— start of INFORMATION GIVEN —

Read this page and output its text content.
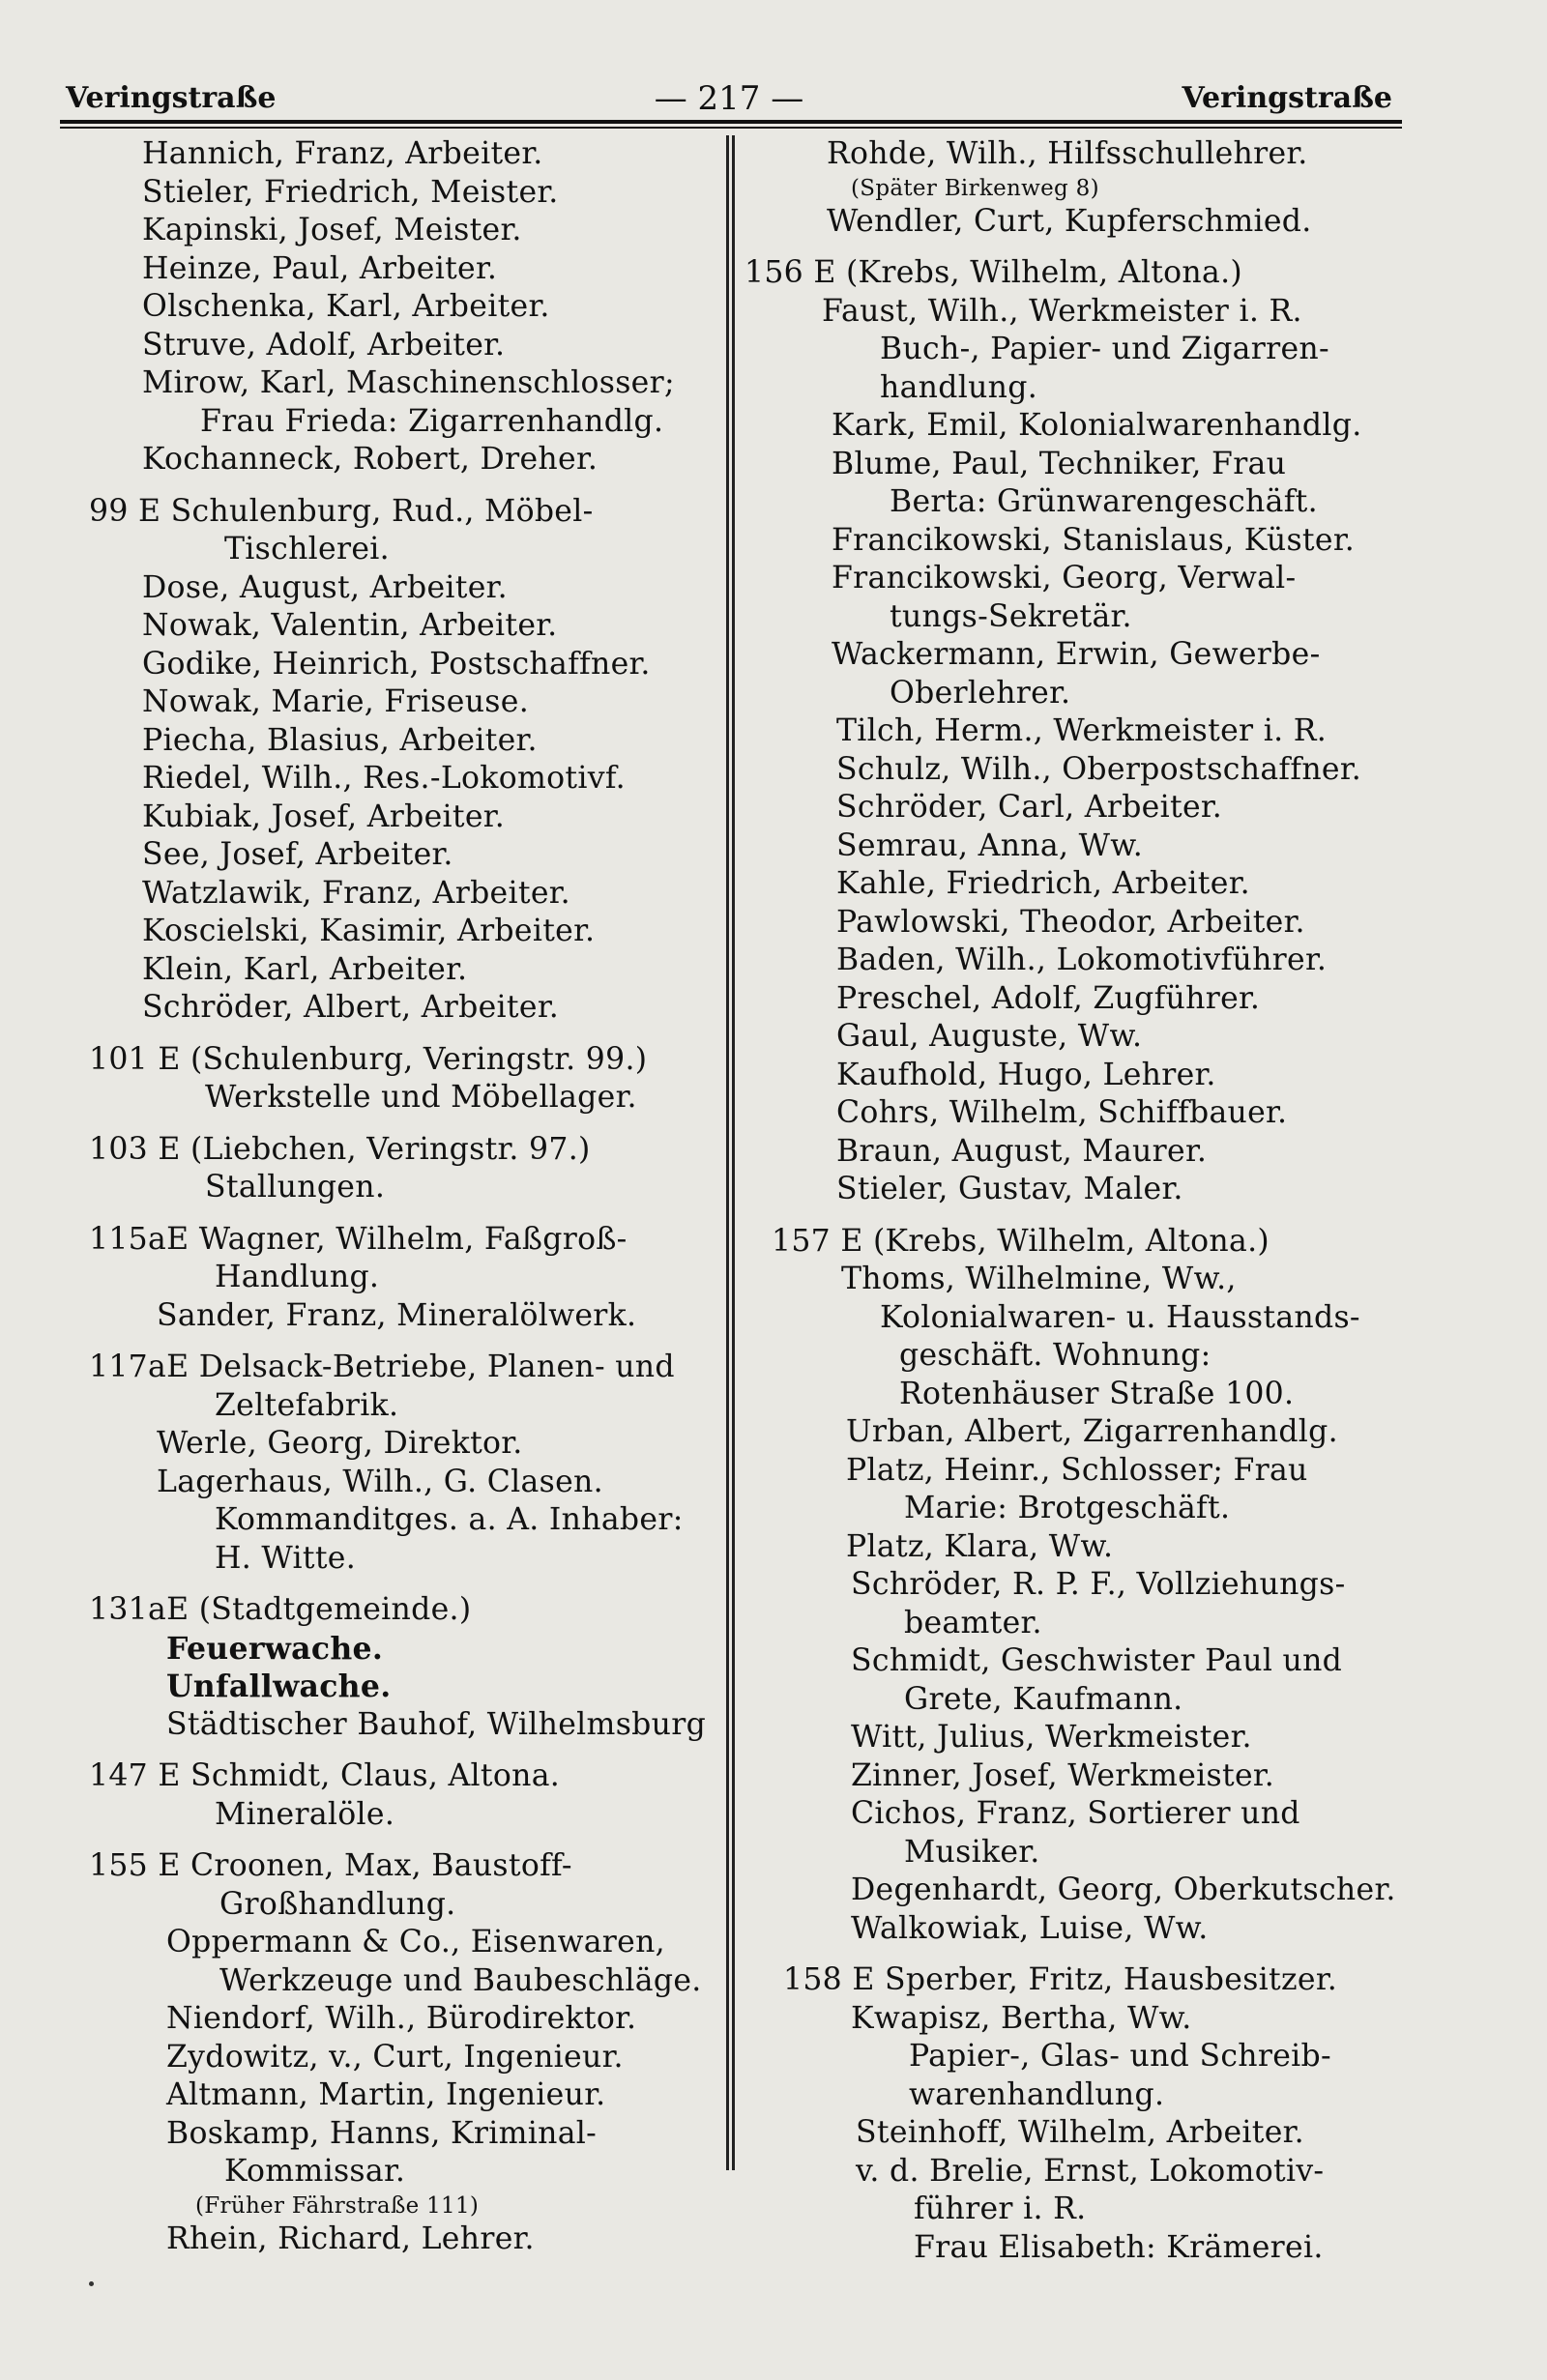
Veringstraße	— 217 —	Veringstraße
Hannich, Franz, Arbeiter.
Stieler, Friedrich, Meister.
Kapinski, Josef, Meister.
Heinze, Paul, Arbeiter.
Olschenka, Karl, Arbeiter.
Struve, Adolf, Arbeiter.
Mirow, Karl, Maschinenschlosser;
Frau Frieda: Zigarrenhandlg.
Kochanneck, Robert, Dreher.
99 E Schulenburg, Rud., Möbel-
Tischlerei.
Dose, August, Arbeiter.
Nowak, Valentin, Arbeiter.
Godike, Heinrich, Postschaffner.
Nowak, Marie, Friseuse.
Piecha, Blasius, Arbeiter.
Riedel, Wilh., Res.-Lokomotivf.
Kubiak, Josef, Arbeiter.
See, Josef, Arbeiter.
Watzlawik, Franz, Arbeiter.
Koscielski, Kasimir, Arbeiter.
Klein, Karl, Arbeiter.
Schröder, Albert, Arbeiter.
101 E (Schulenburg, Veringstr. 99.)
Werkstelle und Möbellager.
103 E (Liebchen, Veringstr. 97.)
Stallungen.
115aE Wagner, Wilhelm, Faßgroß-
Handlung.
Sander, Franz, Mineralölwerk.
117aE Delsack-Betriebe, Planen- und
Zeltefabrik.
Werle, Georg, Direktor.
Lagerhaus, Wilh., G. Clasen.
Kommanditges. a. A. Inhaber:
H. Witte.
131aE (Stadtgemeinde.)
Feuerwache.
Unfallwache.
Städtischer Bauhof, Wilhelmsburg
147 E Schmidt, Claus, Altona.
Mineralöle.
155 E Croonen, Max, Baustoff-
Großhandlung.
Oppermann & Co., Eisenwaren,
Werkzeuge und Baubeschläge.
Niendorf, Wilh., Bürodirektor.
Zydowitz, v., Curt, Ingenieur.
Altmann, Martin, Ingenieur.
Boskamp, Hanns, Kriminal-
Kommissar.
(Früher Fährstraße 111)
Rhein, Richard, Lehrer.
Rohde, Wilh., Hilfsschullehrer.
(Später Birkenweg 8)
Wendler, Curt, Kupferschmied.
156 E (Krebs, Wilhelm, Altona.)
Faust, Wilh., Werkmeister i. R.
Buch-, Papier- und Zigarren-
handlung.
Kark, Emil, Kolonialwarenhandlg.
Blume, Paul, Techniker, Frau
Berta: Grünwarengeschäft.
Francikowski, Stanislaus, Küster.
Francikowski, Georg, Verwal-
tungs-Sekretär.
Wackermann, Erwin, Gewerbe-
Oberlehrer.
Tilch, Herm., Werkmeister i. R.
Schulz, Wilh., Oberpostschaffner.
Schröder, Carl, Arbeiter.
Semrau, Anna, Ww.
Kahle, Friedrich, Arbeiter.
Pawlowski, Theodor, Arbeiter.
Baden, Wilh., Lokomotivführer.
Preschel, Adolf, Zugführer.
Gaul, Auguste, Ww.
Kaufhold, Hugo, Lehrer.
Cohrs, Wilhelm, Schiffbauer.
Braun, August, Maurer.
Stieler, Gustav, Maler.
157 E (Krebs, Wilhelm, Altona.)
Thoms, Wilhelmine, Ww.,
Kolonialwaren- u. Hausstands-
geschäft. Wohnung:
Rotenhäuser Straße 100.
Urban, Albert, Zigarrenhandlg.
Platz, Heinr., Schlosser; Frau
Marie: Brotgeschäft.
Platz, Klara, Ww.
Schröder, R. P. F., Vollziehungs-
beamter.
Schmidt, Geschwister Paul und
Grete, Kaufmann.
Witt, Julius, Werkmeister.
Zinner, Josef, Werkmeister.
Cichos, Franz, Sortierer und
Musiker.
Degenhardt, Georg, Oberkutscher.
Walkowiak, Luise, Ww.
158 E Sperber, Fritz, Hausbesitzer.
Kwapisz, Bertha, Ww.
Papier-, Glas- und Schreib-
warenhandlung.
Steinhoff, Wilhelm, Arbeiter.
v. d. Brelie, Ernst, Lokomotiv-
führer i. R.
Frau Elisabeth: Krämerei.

— end of INFORMATION GIVEN —

GOAL: Find all lines holding the string "Schmidt" and copy them.

ANSWER IN FULL:
147 E Schmidt, Claus, Altona.
Schmidt, Geschwister Paul und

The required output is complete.